因此馬克思才說:「人的本質並不是單個人所固有的抽象物 ,在現實性上 ,它是一切社會關係的總和。」(《馬克思恩格斯選集》第一卷),也就是說我們總是通過一個人的社會關係(他人對你的評價、社會的輿論機制、你與他人的互動等)來尋找到這個人在社會網路中的位置,位置確定也就相應地確定了一個人的社會性或一個人的政治性。這裡有一個這樣的脈絡:一個人總是通過社會關係構建他自己,認識他自己,而在其中個人需要根據既有規則(風俗習慣、道德法令、語言文字等)來不斷調整對自己的認知,社會的既有規則是可以為人所改變的,但它對人認知自我的社會關係具有極強的約束性。

遊戲可以稱之為一種政治生活的鏡像,遊戲也有一套自己的規則,這個規則體現著遊戲規則制定者的道德態度(應然態度),例如在象棋中「將」與「帥」的核心地位,電子遊戲中在遊戲機制約束下產生的某些道德困境(參考《巫師3》與《西部世界》等)。

下面我們來根據現實人們的政治生活或社會互動(我個人始終持有社會互動的政治相關性的立場)來梳理一下遊戲如何是一種政治生活的鏡像的:

遊戲作為人政治生活的鏡像

關鍵詞:「主體」(subject)

這個關係可以簡單表述為:個人----(鏡像)----玩家在遊戲中的主體,可以簡單寫成:S(a)s。對於S而言,他是現實社會中玩家主體,(a)指一種鏡像關係,s指現實主體投射遊戲中的主體。

▶ **練習題目**: 續寫上方這篇討論遊戲作為政治生活鏡像的原文,從其最後一句之後接著寫下去。

▶ **所給資料**:
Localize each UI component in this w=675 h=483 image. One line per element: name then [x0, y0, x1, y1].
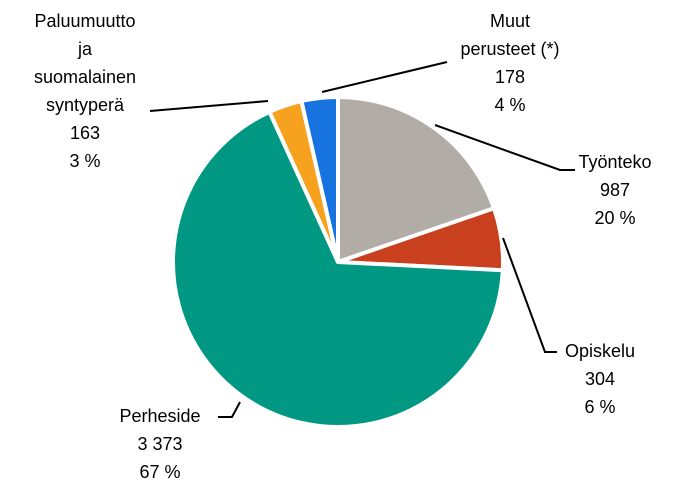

▶ **最終結果**:
對於s而言:遊戲不可能沒有主體,在RPG中你很可能是主角、在象棋中其實隱含著你是「將」與「帥」、組團類遊戲(例如仙劍奇俠傳4)隱含著你是某個不在場的組長,儘管遊戲中不會提到你的名字)原因很簡單,因為遊戲需要規則施加的對象,s是遊戲規則組織的中心。

關鍵詞:遊戲規則(rules)

一個遊戲規則的發起者,即規則制定人或遊戲設計方為O(相對於遊戲玩家主體的the other),一個簡略的公式可以這麼表達:O(r)s,翻譯為遊戲設計方通過設計一套遊戲機制來作用於s,但是這樣做就好像是O對s是單向的規約關係,這就步入了設計專制主義的黑洞。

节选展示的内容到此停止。